_Objective:_ Any pictures in the records below should be skipped; write out everything else exactly.

_Entries taken from a collection:_
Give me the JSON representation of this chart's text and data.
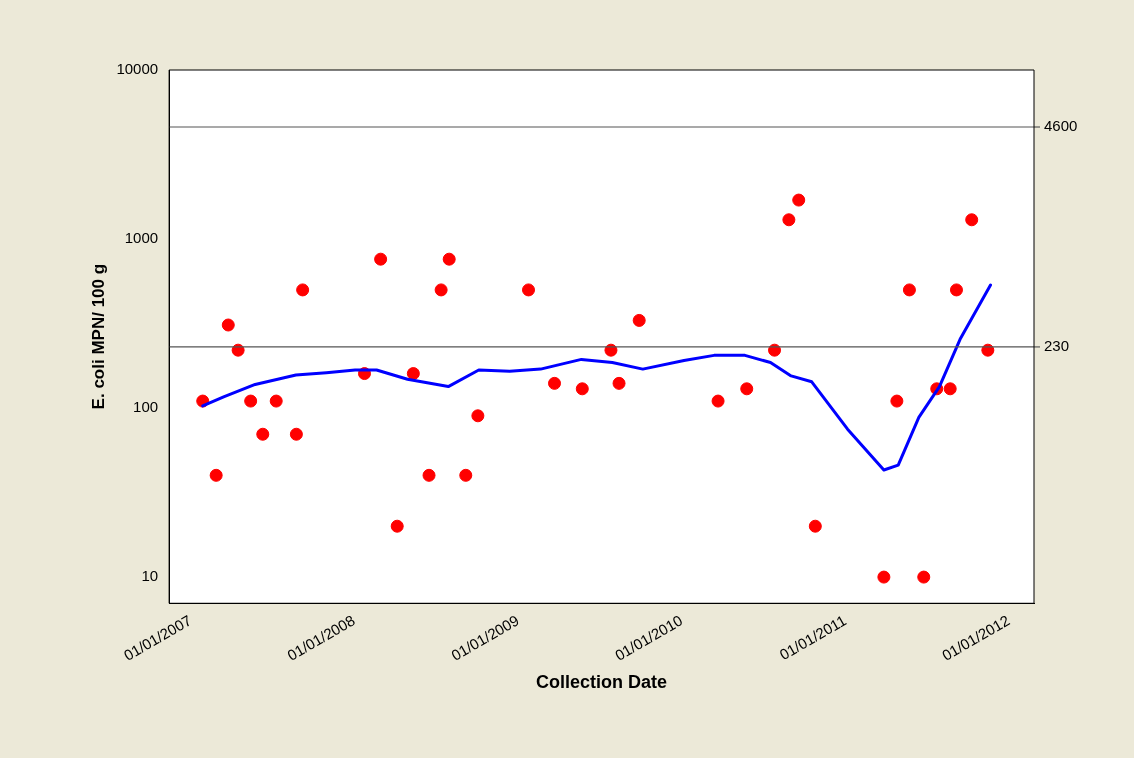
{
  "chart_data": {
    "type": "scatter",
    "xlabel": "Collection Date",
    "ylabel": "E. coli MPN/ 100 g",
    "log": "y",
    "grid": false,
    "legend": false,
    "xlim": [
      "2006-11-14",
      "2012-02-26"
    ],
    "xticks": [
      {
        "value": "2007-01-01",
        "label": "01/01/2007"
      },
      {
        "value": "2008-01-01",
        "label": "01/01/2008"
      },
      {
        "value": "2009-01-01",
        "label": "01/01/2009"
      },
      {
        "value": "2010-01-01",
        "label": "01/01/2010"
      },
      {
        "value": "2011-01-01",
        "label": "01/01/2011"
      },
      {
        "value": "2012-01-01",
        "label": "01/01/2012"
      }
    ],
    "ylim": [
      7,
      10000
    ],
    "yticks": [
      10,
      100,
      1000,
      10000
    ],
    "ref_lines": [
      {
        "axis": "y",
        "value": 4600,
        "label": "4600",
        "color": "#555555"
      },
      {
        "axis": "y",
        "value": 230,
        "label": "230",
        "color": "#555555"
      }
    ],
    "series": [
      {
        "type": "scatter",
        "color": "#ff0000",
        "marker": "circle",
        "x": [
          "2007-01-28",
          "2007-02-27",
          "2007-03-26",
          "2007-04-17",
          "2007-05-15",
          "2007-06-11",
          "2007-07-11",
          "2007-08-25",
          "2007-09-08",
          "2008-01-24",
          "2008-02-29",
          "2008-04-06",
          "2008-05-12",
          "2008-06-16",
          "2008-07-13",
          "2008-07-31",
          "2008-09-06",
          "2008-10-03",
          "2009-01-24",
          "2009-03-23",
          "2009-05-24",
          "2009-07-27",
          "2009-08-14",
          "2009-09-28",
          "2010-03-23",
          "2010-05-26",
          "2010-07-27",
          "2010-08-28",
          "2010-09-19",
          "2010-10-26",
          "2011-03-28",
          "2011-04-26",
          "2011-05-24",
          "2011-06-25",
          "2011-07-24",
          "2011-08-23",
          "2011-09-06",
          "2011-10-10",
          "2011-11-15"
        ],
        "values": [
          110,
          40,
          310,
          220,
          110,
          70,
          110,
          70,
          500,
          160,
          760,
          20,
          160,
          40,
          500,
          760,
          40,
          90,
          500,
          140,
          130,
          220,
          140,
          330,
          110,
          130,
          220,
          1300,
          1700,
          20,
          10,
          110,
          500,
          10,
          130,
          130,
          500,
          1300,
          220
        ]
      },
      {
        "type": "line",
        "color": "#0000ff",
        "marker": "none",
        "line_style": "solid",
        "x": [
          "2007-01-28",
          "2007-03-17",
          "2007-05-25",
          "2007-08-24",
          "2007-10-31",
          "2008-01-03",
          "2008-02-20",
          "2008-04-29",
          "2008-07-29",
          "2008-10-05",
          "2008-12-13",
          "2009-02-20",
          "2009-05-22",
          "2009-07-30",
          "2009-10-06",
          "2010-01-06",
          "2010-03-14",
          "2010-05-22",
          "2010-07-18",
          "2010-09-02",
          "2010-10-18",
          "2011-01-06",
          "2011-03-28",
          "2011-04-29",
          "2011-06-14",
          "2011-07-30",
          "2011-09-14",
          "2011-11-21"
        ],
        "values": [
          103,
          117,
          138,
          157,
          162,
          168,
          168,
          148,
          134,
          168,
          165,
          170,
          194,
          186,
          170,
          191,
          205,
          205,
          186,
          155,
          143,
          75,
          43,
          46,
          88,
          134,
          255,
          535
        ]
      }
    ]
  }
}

_Answer to the exercise:_
Give me the JSON representation of this chart's text and data.
{
  "chart_data": {
    "type": "scatter",
    "xlabel": "Collection Date",
    "ylabel": "E. coli MPN/ 100 g",
    "log": "y",
    "grid": false,
    "legend": false,
    "xlim": [
      "2006-11-14",
      "2012-02-26"
    ],
    "xticks": [
      {
        "value": "2007-01-01",
        "label": "01/01/2007"
      },
      {
        "value": "2008-01-01",
        "label": "01/01/2008"
      },
      {
        "value": "2009-01-01",
        "label": "01/01/2009"
      },
      {
        "value": "2010-01-01",
        "label": "01/01/2010"
      },
      {
        "value": "2011-01-01",
        "label": "01/01/2011"
      },
      {
        "value": "2012-01-01",
        "label": "01/01/2012"
      }
    ],
    "ylim": [
      7,
      10000
    ],
    "yticks": [
      10,
      100,
      1000,
      10000
    ],
    "ref_lines": [
      {
        "axis": "y",
        "value": 4600,
        "label": "4600",
        "color": "#555555"
      },
      {
        "axis": "y",
        "value": 230,
        "label": "230",
        "color": "#555555"
      }
    ],
    "series": [
      {
        "type": "scatter",
        "color": "#ff0000",
        "marker": "circle",
        "x": [
          "2007-01-28",
          "2007-02-27",
          "2007-03-26",
          "2007-04-17",
          "2007-05-15",
          "2007-06-11",
          "2007-07-11",
          "2007-08-25",
          "2007-09-08",
          "2008-01-24",
          "2008-02-29",
          "2008-04-06",
          "2008-05-12",
          "2008-06-16",
          "2008-07-13",
          "2008-07-31",
          "2008-09-06",
          "2008-10-03",
          "2009-01-24",
          "2009-03-23",
          "2009-05-24",
          "2009-07-27",
          "2009-08-14",
          "2009-09-28",
          "2010-03-23",
          "2010-05-26",
          "2010-07-27",
          "2010-08-28",
          "2010-09-19",
          "2010-10-26",
          "2011-03-28",
          "2011-04-26",
          "2011-05-24",
          "2011-06-25",
          "2011-07-24",
          "2011-08-23",
          "2011-09-06",
          "2011-10-10",
          "2011-11-15"
        ],
        "values": [
          110,
          40,
          310,
          220,
          110,
          70,
          110,
          70,
          500,
          160,
          760,
          20,
          160,
          40,
          500,
          760,
          40,
          90,
          500,
          140,
          130,
          220,
          140,
          330,
          110,
          130,
          220,
          1300,
          1700,
          20,
          10,
          110,
          500,
          10,
          130,
          130,
          500,
          1300,
          220
        ]
      },
      {
        "type": "line",
        "color": "#0000ff",
        "marker": "none",
        "line_style": "solid",
        "x": [
          "2007-01-28",
          "2007-03-17",
          "2007-05-25",
          "2007-08-24",
          "2007-10-31",
          "2008-01-03",
          "2008-02-20",
          "2008-04-29",
          "2008-07-29",
          "2008-10-05",
          "2008-12-13",
          "2009-02-20",
          "2009-05-22",
          "2009-07-30",
          "2009-10-06",
          "2010-01-06",
          "2010-03-14",
          "2010-05-22",
          "2010-07-18",
          "2010-09-02",
          "2010-10-18",
          "2011-01-06",
          "2011-03-28",
          "2011-04-29",
          "2011-06-14",
          "2011-07-30",
          "2011-09-14",
          "2011-11-21"
        ],
        "values": [
          103,
          117,
          138,
          157,
          162,
          168,
          168,
          148,
          134,
          168,
          165,
          170,
          194,
          186,
          170,
          191,
          205,
          205,
          186,
          155,
          143,
          75,
          43,
          46,
          88,
          134,
          255,
          535
        ]
      }
    ]
  }
}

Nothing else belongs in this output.